Region annotation rows
****

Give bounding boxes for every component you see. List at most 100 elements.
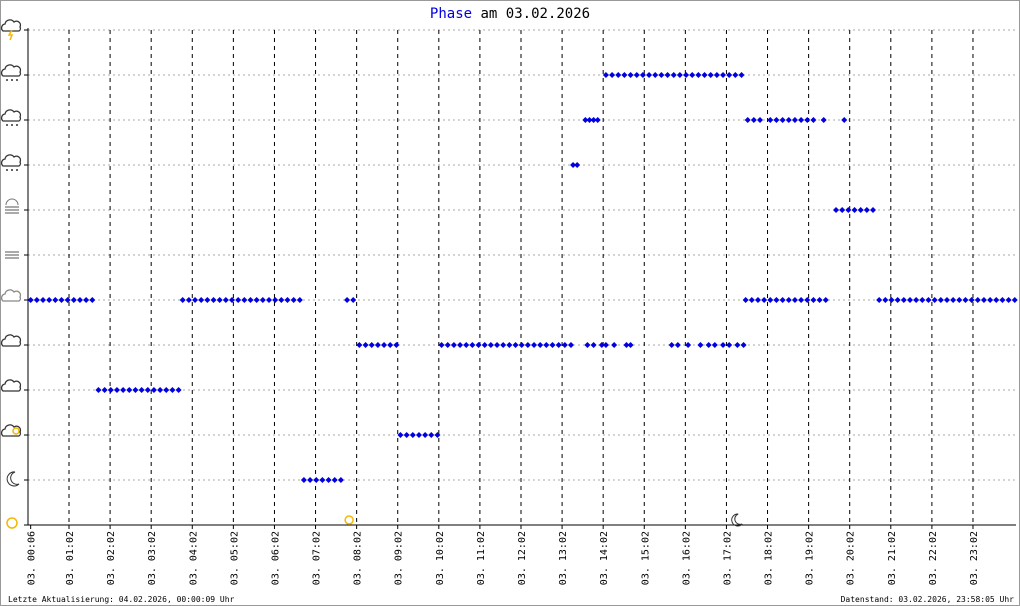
data-point — [500, 342, 507, 348]
data-point — [900, 297, 907, 303]
data-point — [598, 342, 605, 348]
x-tick-label: 03. 17:02 — [722, 531, 733, 585]
y-icon — [11, 124, 13, 126]
title-keyword: Phase — [430, 6, 472, 22]
data-point — [602, 72, 609, 78]
data-point — [582, 117, 589, 123]
data-point — [216, 297, 223, 303]
x-tick-label: 03. 02:02 — [106, 531, 117, 585]
data-point — [307, 477, 314, 483]
data-point — [586, 117, 593, 123]
data-point — [754, 297, 761, 303]
data-point — [773, 297, 780, 303]
x-tick-label: 03. 09:02 — [394, 531, 405, 585]
y-icon — [6, 517, 18, 529]
data-point — [919, 297, 926, 303]
data-point — [857, 207, 864, 213]
data-point — [950, 297, 957, 303]
data-point — [779, 297, 786, 303]
data-point — [113, 387, 120, 393]
sunset-marker — [731, 513, 743, 527]
data-point — [720, 342, 727, 348]
y-icon — [11, 79, 13, 81]
data-point — [798, 297, 805, 303]
data-point — [27, 297, 34, 303]
x-tick-label: 03. 23:02 — [969, 531, 980, 585]
data-point — [175, 387, 182, 393]
x-tick-label: 03. 04:02 — [188, 531, 199, 585]
data-point — [570, 162, 577, 168]
data-point — [574, 162, 581, 168]
x-tick-label: 03. 00:06 — [27, 531, 38, 585]
data-point — [409, 432, 416, 438]
data-point — [481, 342, 488, 348]
data-point — [773, 117, 780, 123]
y-icon — [0, 289, 22, 302]
data-point — [627, 342, 634, 348]
data-point — [278, 297, 285, 303]
data-point — [494, 342, 501, 348]
chart-title: Phase am 03.02.2026 — [430, 6, 590, 22]
data-point — [555, 342, 562, 348]
x-tick-label: 03. 16:02 — [681, 531, 692, 585]
data-point — [457, 342, 464, 348]
data-point — [549, 342, 556, 348]
data-point — [987, 297, 994, 303]
data-point — [668, 342, 675, 348]
data-point — [296, 297, 303, 303]
data-point — [943, 297, 950, 303]
data-point — [192, 297, 199, 303]
data-point — [368, 342, 375, 348]
x-tick-label: 03. 13:02 — [558, 531, 569, 585]
data-point — [894, 297, 901, 303]
data-point — [76, 297, 83, 303]
data-point — [734, 342, 741, 348]
data-point — [89, 297, 96, 303]
data-point — [83, 297, 90, 303]
y-icon — [0, 64, 22, 77]
data-point — [475, 342, 482, 348]
data-point — [748, 297, 755, 303]
data-point — [602, 342, 609, 348]
data-point — [126, 387, 133, 393]
data-point — [46, 297, 53, 303]
data-point — [685, 342, 692, 348]
data-point — [95, 387, 102, 393]
data-point — [387, 342, 394, 348]
data-point — [804, 117, 811, 123]
data-point — [956, 297, 963, 303]
data-point — [101, 387, 108, 393]
data-point — [58, 297, 65, 303]
data-point — [561, 342, 568, 348]
data-point — [615, 72, 622, 78]
x-tick-label: 03. 03:02 — [147, 531, 158, 585]
data-point — [543, 342, 550, 348]
data-point — [683, 72, 690, 78]
data-point — [993, 297, 1000, 303]
data-point — [639, 72, 646, 78]
data-point — [937, 297, 944, 303]
data-point — [974, 297, 981, 303]
x-tick-label: 03. 10:02 — [435, 531, 446, 585]
data-point — [646, 72, 653, 78]
data-point — [222, 297, 229, 303]
data-point — [611, 342, 618, 348]
data-point — [120, 387, 127, 393]
data-point — [627, 72, 634, 78]
data-point — [319, 477, 326, 483]
data-point — [841, 117, 848, 123]
y-icon — [16, 79, 18, 81]
data-point — [882, 297, 889, 303]
data-point — [810, 297, 817, 303]
data-point — [290, 297, 297, 303]
data-point — [506, 342, 513, 348]
data-point — [185, 297, 192, 303]
data-point — [594, 117, 601, 123]
data-point — [705, 342, 712, 348]
data-point — [169, 387, 176, 393]
data-point — [767, 117, 774, 123]
data-point — [463, 342, 470, 348]
data-point — [138, 387, 145, 393]
data-point — [913, 297, 920, 303]
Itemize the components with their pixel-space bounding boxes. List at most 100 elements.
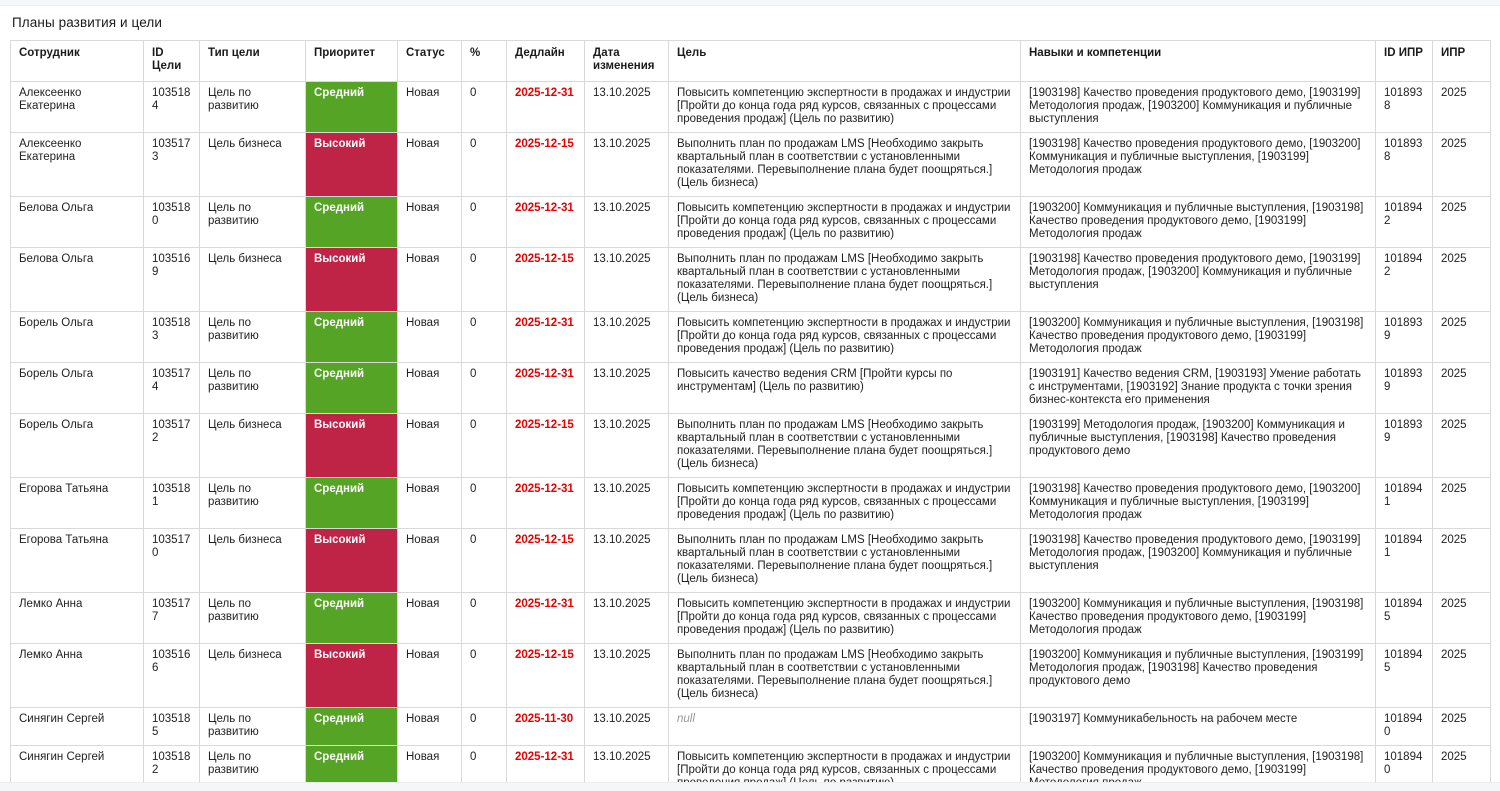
status-cell: Новая: [397, 196, 462, 248]
goal_id-cell: 1035170: [143, 528, 200, 593]
percent-cell: 0: [461, 528, 507, 593]
ipr-cell: 2025: [1432, 528, 1491, 593]
goal-cell: Повысить качество ведения CRM [Пройти ку…: [668, 362, 1021, 414]
table-row[interactable]: Лемко Анна 1035166 Цель бизнеса Высокий Нова…: [10, 643, 1491, 708]
deadline-cell: 2025-12-31: [506, 477, 585, 529]
goal_type-cell: Цель по развитию: [199, 311, 306, 363]
change_date-cell: 13.10.2025: [584, 132, 669, 197]
employee-cell: Белова Ольга: [10, 247, 144, 312]
goal_id-cell: 1035173: [143, 132, 200, 197]
employee-cell: Алексеенко Екатерина: [10, 132, 144, 197]
table-row[interactable]: Егорова Татьяна 1035170 Цель бизнеса Высоки…: [10, 528, 1491, 593]
change_date-cell: 13.10.2025: [584, 707, 669, 746]
column-header-goal: Цель: [668, 40, 1021, 82]
ipr_id-cell: 1018941: [1375, 477, 1433, 529]
change_date-cell: 13.10.2025: [584, 592, 669, 644]
ipr-cell: 2025: [1432, 707, 1491, 746]
employee-cell: Егорова Татьяна: [10, 477, 144, 529]
column-header-change_date: Дата изменения: [584, 40, 669, 82]
deadline-cell: 2025-12-31: [506, 196, 585, 248]
ipr_id-cell: 1018942: [1375, 196, 1433, 248]
percent-cell: 0: [461, 477, 507, 529]
ipr_id-cell: 1018942: [1375, 247, 1433, 312]
priority-cell: Средний: [305, 196, 398, 248]
table-header-row: Сотрудник ID Цели Тип цели Приоритет Статус%…: [10, 40, 1491, 82]
employee-cell: Борель Ольга: [10, 413, 144, 478]
goal_type-cell: Цель бизнеса: [199, 247, 306, 312]
priority-cell: Высокий: [305, 132, 398, 197]
skills-cell: [1903197] Коммуникабельность на рабочем …: [1020, 707, 1376, 746]
goal_id-cell: 1035184: [143, 81, 200, 133]
goal_type-cell: Цель по развитию: [199, 81, 306, 133]
status-cell: Новая: [397, 362, 462, 414]
goal_type-cell: Цель по развитию: [199, 592, 306, 644]
percent-cell: 0: [461, 592, 507, 644]
table-row[interactable]: Белова Ольга 1035180 Цель по развитию Средн…: [10, 196, 1491, 248]
priority-cell: Высокий: [305, 643, 398, 708]
ipr_id-cell: 1018945: [1375, 643, 1433, 708]
table-body: Алексеенко Екатерина 1035184 Цель по разви…: [10, 81, 1491, 791]
skills-cell: [1903199] Методология продаж, [1903200] …: [1020, 413, 1376, 478]
skills-cell: [1903198] Качество проведения продуктово…: [1020, 477, 1376, 529]
employee-cell: Лемко Анна: [10, 592, 144, 644]
column-header-ipr_id: ID ИПР: [1375, 40, 1433, 82]
percent-cell: 0: [461, 81, 507, 133]
table-row[interactable]: Борель Ольга 1035183 Цель по развитию Средн…: [10, 311, 1491, 363]
ipr-cell: 2025: [1432, 311, 1491, 363]
priority-cell: Высокий: [305, 413, 398, 478]
table-row[interactable]: Борель Ольга 1035172 Цель бизнеса Высокий Но…: [10, 413, 1491, 478]
goal_id-cell: 1035181: [143, 477, 200, 529]
goal_type-cell: Цель по развитию: [199, 362, 306, 414]
skills-cell: [1903200] Коммуникация и публичные высту…: [1020, 311, 1376, 363]
deadline-cell: 2025-12-15: [506, 247, 585, 312]
change_date-cell: 13.10.2025: [584, 643, 669, 708]
table-row[interactable]: Алексеенко Екатерина 1035173 Цель бизнеса В…: [10, 132, 1491, 197]
ipr-cell: 2025: [1432, 362, 1491, 414]
employee-cell: Борель Ольга: [10, 311, 144, 363]
deadline-cell: 2025-12-15: [506, 643, 585, 708]
table-row[interactable]: Борель Ольга 1035174 Цель по развитию Средн…: [10, 362, 1491, 414]
percent-cell: 0: [461, 247, 507, 312]
status-cell: Новая: [397, 132, 462, 197]
goal_id-cell: 1035185: [143, 707, 200, 746]
top-strip: [0, 0, 1500, 6]
status-cell: Новая: [397, 81, 462, 133]
status-cell: Новая: [397, 247, 462, 312]
column-header-goal_type: Тип цели: [199, 40, 306, 82]
skills-cell: [1903198] Качество проведения продуктово…: [1020, 132, 1376, 197]
change_date-cell: 13.10.2025: [584, 413, 669, 478]
column-header-priority: Приоритет: [305, 40, 398, 82]
percent-cell: 0: [461, 196, 507, 248]
ipr-cell: 2025: [1432, 643, 1491, 708]
priority-cell: Средний: [305, 362, 398, 414]
employee-cell: Егорова Татьяна: [10, 528, 144, 593]
goal_type-cell: Цель бизнеса: [199, 643, 306, 708]
skills-cell: [1903198] Качество проведения продуктово…: [1020, 81, 1376, 133]
column-header-deadline: Дедлайн: [506, 40, 585, 82]
goal_type-cell: Цель бизнеса: [199, 413, 306, 478]
deadline-cell: 2025-12-15: [506, 413, 585, 478]
column-header-skills: Навыки и компетенции: [1020, 40, 1376, 82]
goal-cell: Выполнить план по продажам LMS [Необходи…: [668, 413, 1021, 478]
goal-cell: Выполнить план по продажам LMS [Необходи…: [668, 247, 1021, 312]
column-header-ipr: ИПР: [1432, 40, 1491, 82]
status-cell: Новая: [397, 592, 462, 644]
ipr-cell: 2025: [1432, 592, 1491, 644]
table-row[interactable]: Лемко Анна 1035177 Цель по развитию Средний…: [10, 592, 1491, 644]
employee-cell: Синягин Сергей: [10, 707, 144, 746]
table-row[interactable]: Егорова Татьяна 1035181 Цель по развитию Ср…: [10, 477, 1491, 529]
status-cell: Новая: [397, 311, 462, 363]
ipr_id-cell: 1018945: [1375, 592, 1433, 644]
table-row[interactable]: Алексеенко Екатерина 1035184 Цель по разви…: [10, 81, 1491, 133]
percent-cell: 0: [461, 413, 507, 478]
status-cell: Новая: [397, 477, 462, 529]
deadline-cell: 2025-11-30: [506, 707, 585, 746]
table-row[interactable]: Синягин Сергей 1035185 Цель по развитию Сре…: [10, 707, 1491, 746]
goal_type-cell: Цель по развитию: [199, 196, 306, 248]
column-header-status: Статус: [397, 40, 462, 82]
table-row[interactable]: Белова Ольга 1035169 Цель бизнеса Высокий Но…: [10, 247, 1491, 312]
goal_id-cell: 1035174: [143, 362, 200, 414]
change_date-cell: 13.10.2025: [584, 81, 669, 133]
employee-cell: Борель Ольга: [10, 362, 144, 414]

****

● **What is needed**
Replace "change_date-cell" with "modified_date-cell" in the stretch from the line that contains "status-cell: Новая: [397, 196, 462, 248]" through the line that contains "column-header-goal: Цель: [668, 40, 1021, 82]". Give only those lines again, with nothing else changed.

● **Written answer**
status-cell: Новая: [397, 196, 462, 248]
goal_id-cell: 1035170: [143, 528, 200, 593]
percent-cell: 0: [461, 528, 507, 593]
ipr-cell: 2025: [1432, 528, 1491, 593]
goal-cell: Повысить качество ведения CRM [Пройти ку…: [668, 362, 1021, 414]
table-row[interactable]: Лемко Анна 1035166 Цель бизнеса Высокий Нова…: [10, 643, 1491, 708]
deadline-cell: 2025-12-31: [506, 477, 585, 529]
goal_type-cell: Цель по развитию: [199, 311, 306, 363]
modified_date-cell: 13.10.2025: [584, 132, 669, 197]
employee-cell: Белова Ольга: [10, 247, 144, 312]
goal_id-cell: 1035173: [143, 132, 200, 197]
employee-cell: Алексеенко Екатерина: [10, 132, 144, 197]
table-row[interactable]: Егорова Татьяна 1035170 Цель бизнеса Высоки…: [10, 528, 1491, 593]
modified_date-cell: 13.10.2025: [584, 707, 669, 746]
column-header-goal: Цель: [668, 40, 1021, 82]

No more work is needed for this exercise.